(Dataset listings of figures)
--

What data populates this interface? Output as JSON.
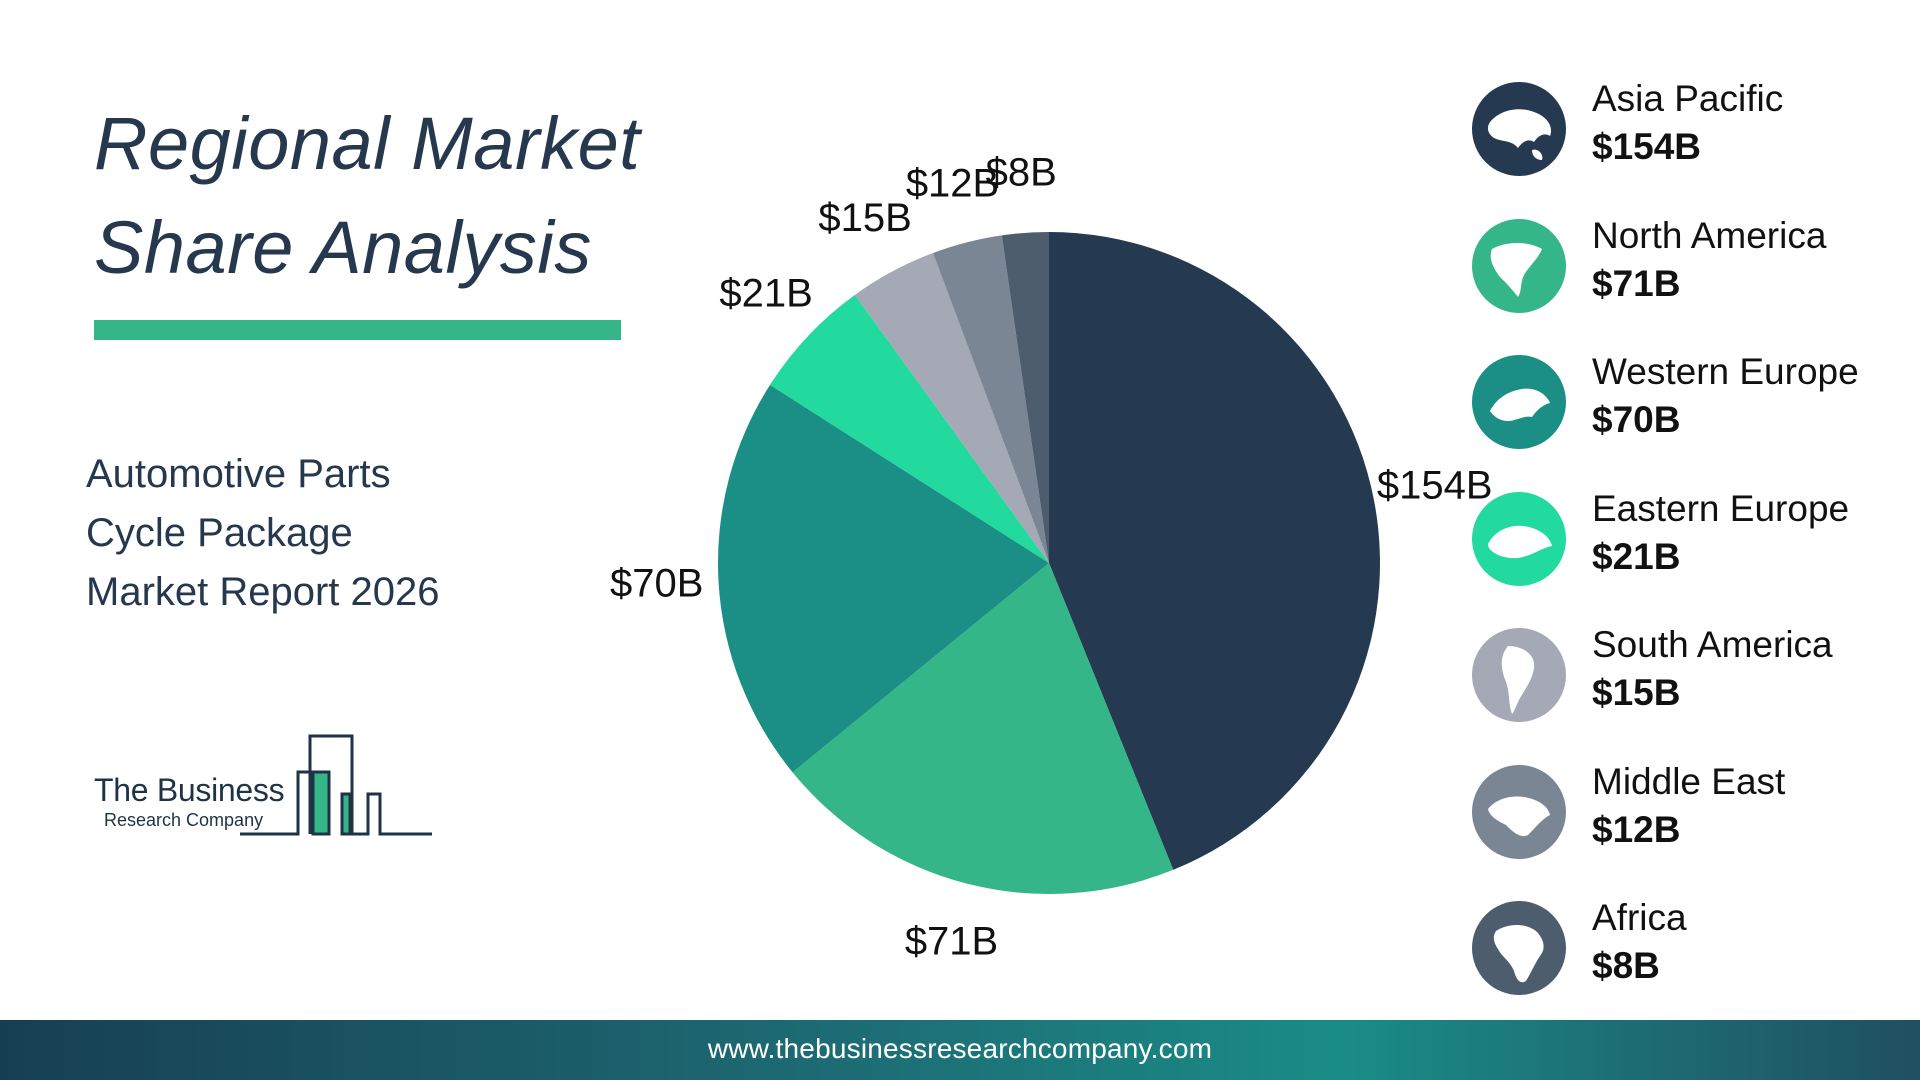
{
  "title": {
    "line1": "Regional Market",
    "line2": "Share Analysis"
  },
  "subtitle": {
    "line1": "Automotive Parts",
    "line2": "Cycle Package",
    "line3": "Market Report 2026"
  },
  "logo": {
    "name": "The Business",
    "sub": "Research Company"
  },
  "footer": {
    "url": "www.thebusinessresearchcompany.com"
  },
  "colors": {
    "accent": "#34b689",
    "title": "#25384d"
  },
  "chart_data": {
    "type": "pie",
    "title": "",
    "unit": "$B",
    "slices": [
      {
        "name": "Asia Pacific",
        "value": 154,
        "label": "$154B",
        "color": "#253a50",
        "icon": "asia-pacific-map-icon"
      },
      {
        "name": "North America",
        "value": 71,
        "label": "$71B",
        "color": "#34b689",
        "icon": "north-america-map-icon"
      },
      {
        "name": "Western Europe",
        "value": 70,
        "label": "$70B",
        "color": "#1b8f86",
        "icon": "western-europe-map-icon"
      },
      {
        "name": "Eastern Europe",
        "value": 21,
        "label": "$21B",
        "color": "#22d99e",
        "icon": "eastern-europe-map-icon"
      },
      {
        "name": "South America",
        "value": 15,
        "label": "$15B",
        "color": "#a5a9b5",
        "icon": "south-america-map-icon"
      },
      {
        "name": "Middle East",
        "value": 12,
        "label": "$12B",
        "color": "#7a8694",
        "icon": "middle-east-map-icon"
      },
      {
        "name": "Africa",
        "value": 8,
        "label": "$8B",
        "color": "#4e5d6e",
        "icon": "africa-map-icon"
      }
    ],
    "start_angle": "12 o'clock",
    "direction": "clockwise",
    "legend": "right"
  }
}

--

GIVEN PROBLEM
Print all of the entries word for word. Omit the pictures they contain.

FINAL ANSWER
What data populates this interface? Output as JSON.
{
  "title": {
    "line1": "Regional Market",
    "line2": "Share Analysis"
  },
  "subtitle": {
    "line1": "Automotive Parts",
    "line2": "Cycle Package",
    "line3": "Market Report 2026"
  },
  "logo": {
    "name": "The Business",
    "sub": "Research Company"
  },
  "footer": {
    "url": "www.thebusinessresearchcompany.com"
  },
  "colors": {
    "accent": "#34b689",
    "title": "#25384d"
  },
  "chart_data": {
    "type": "pie",
    "title": "",
    "unit": "$B",
    "slices": [
      {
        "name": "Asia Pacific",
        "value": 154,
        "label": "$154B",
        "color": "#253a50",
        "icon": "asia-pacific-map-icon"
      },
      {
        "name": "North America",
        "value": 71,
        "label": "$71B",
        "color": "#34b689",
        "icon": "north-america-map-icon"
      },
      {
        "name": "Western Europe",
        "value": 70,
        "label": "$70B",
        "color": "#1b8f86",
        "icon": "western-europe-map-icon"
      },
      {
        "name": "Eastern Europe",
        "value": 21,
        "label": "$21B",
        "color": "#22d99e",
        "icon": "eastern-europe-map-icon"
      },
      {
        "name": "South America",
        "value": 15,
        "label": "$15B",
        "color": "#a5a9b5",
        "icon": "south-america-map-icon"
      },
      {
        "name": "Middle East",
        "value": 12,
        "label": "$12B",
        "color": "#7a8694",
        "icon": "middle-east-map-icon"
      },
      {
        "name": "Africa",
        "value": 8,
        "label": "$8B",
        "color": "#4e5d6e",
        "icon": "africa-map-icon"
      }
    ],
    "start_angle": "12 o'clock",
    "direction": "clockwise",
    "legend": "right"
  }
}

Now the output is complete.